Selected excerpt |
((

Series A Preferred Stock
1. Designation and Number. The series of Series A Preferred Stock, par value $.01 per share, of the Company authorized hereby is designated as the Series A Preferred Stock (the “Series A Preferred Stock”). The number of shares constituting the Series A Preferred Stock shall be 1,000 shares.
2. Certain Definitions. Unless the context otherwise requires, the terms defined in thisSection 2 shall, for all purposes of this Certificate of Designation, have the meanings herein specified:
“Board of Directors”: The board of directors of the Company and, to the extent permitted by law, unless the context indicates otherwise, any committee thereof authorized with respect to any particular matter to exercise the power of the board of directors of the Company with respect to such matter.
“Borrower”: ORBIMAGE SI Opco Inc., a Delaware corporation and an indirect wholly-owned Subsidiary of the Company.
“Business Day”: Any day other than a Saturday, Sunday or other day on which commercial banks are authorized to close under the laws of, or are in fact closed in the state where the Administrative Agent’s Office (as defined in the Credit Agreement) is located.
“Capital Stock”: Any and all shares, interests, participations or other equivalents (however designated) of corporate stock of the Company, whether or not issued and outstanding on the Issue Date.

))

Written task A | In the Series A Preferred Stock excerpt, how many shares make up the Series A Preferred Stock?

[Data listing]
((

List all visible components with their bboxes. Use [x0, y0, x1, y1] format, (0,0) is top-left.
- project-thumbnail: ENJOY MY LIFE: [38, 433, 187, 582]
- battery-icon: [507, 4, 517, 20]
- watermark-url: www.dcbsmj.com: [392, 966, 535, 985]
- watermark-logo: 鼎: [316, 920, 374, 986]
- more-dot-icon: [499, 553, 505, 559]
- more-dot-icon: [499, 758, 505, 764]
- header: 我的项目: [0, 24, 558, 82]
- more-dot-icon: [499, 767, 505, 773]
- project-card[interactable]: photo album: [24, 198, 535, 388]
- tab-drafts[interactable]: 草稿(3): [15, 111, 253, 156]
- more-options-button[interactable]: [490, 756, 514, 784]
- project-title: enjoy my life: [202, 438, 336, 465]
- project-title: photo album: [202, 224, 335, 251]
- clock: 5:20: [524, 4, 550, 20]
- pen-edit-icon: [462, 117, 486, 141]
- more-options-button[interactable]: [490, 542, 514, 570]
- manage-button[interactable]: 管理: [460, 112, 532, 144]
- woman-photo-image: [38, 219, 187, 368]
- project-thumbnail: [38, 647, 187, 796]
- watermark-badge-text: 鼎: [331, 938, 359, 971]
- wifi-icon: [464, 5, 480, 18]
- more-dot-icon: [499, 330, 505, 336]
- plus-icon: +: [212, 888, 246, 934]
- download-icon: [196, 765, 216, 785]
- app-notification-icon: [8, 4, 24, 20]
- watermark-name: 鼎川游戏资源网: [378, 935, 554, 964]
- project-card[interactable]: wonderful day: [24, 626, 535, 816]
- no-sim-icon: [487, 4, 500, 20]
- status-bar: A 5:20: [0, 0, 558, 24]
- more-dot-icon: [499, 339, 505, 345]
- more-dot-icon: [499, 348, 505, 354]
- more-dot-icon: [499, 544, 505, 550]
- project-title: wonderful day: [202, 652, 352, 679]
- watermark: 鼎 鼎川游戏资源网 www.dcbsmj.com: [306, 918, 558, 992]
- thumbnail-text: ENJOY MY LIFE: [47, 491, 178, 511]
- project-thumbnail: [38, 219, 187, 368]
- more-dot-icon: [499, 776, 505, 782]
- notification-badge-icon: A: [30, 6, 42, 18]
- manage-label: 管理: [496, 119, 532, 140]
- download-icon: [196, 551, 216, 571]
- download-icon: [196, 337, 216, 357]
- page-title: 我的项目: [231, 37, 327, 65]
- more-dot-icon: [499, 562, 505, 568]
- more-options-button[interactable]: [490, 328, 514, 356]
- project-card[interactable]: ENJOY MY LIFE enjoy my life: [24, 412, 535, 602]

))

Written task B | Repeat the rows of the data listing from the first line up to and including the line with "- download-icon: [196, 551, 216, 571]".

Complete answer A | 1,000 shares.

Complete answer B |
List all visible components with their bboxes. Use [x0, y0, x1, y1] format, (0,0) is top-left.
- project-thumbnail: ENJOY MY LIFE: [38, 433, 187, 582]
- battery-icon: [507, 4, 517, 20]
- watermark-url: www.dcbsmj.com: [392, 966, 535, 985]
- watermark-logo: 鼎: [316, 920, 374, 986]
- more-dot-icon: [499, 553, 505, 559]
- more-dot-icon: [499, 758, 505, 764]
- header: 我的项目: [0, 24, 558, 82]
- more-dot-icon: [499, 767, 505, 773]
- project-card[interactable]: photo album: [24, 198, 535, 388]
- tab-drafts[interactable]: 草稿(3): [15, 111, 253, 156]
- more-options-button[interactable]: [490, 756, 514, 784]
- project-title: enjoy my life: [202, 438, 336, 465]
- project-title: photo album: [202, 224, 335, 251]
- clock: 5:20: [524, 4, 550, 20]
- pen-edit-icon: [462, 117, 486, 141]
- more-options-button[interactable]: [490, 542, 514, 570]
- manage-button[interactable]: 管理: [460, 112, 532, 144]
- woman-photo-image: [38, 219, 187, 368]
- project-thumbnail: [38, 647, 187, 796]
- watermark-badge-text: 鼎: [331, 938, 359, 971]
- wifi-icon: [464, 5, 480, 18]
- more-dot-icon: [499, 330, 505, 336]
- plus-icon: +: [212, 888, 246, 934]
- download-icon: [196, 765, 216, 785]
- app-notification-icon: [8, 4, 24, 20]
- watermark-name: 鼎川游戏资源网: [378, 935, 554, 964]
- project-card[interactable]: wonderful day: [24, 626, 535, 816]
- no-sim-icon: [487, 4, 500, 20]
- status-bar: A 5:20: [0, 0, 558, 24]
- more-dot-icon: [499, 339, 505, 345]
- more-dot-icon: [499, 348, 505, 354]
- more-dot-icon: [499, 544, 505, 550]
- project-title: wonderful day: [202, 652, 352, 679]
- watermark: 鼎 鼎川游戏资源网 www.dcbsmj.com: [306, 918, 558, 992]
- thumbnail-text: ENJOY MY LIFE: [47, 491, 178, 511]
- project-thumbnail: [38, 219, 187, 368]
- more-dot-icon: [499, 776, 505, 782]
- notification-badge-icon: A: [30, 6, 42, 18]
- manage-label: 管理: [496, 119, 532, 140]
- download-icon: [196, 551, 216, 571]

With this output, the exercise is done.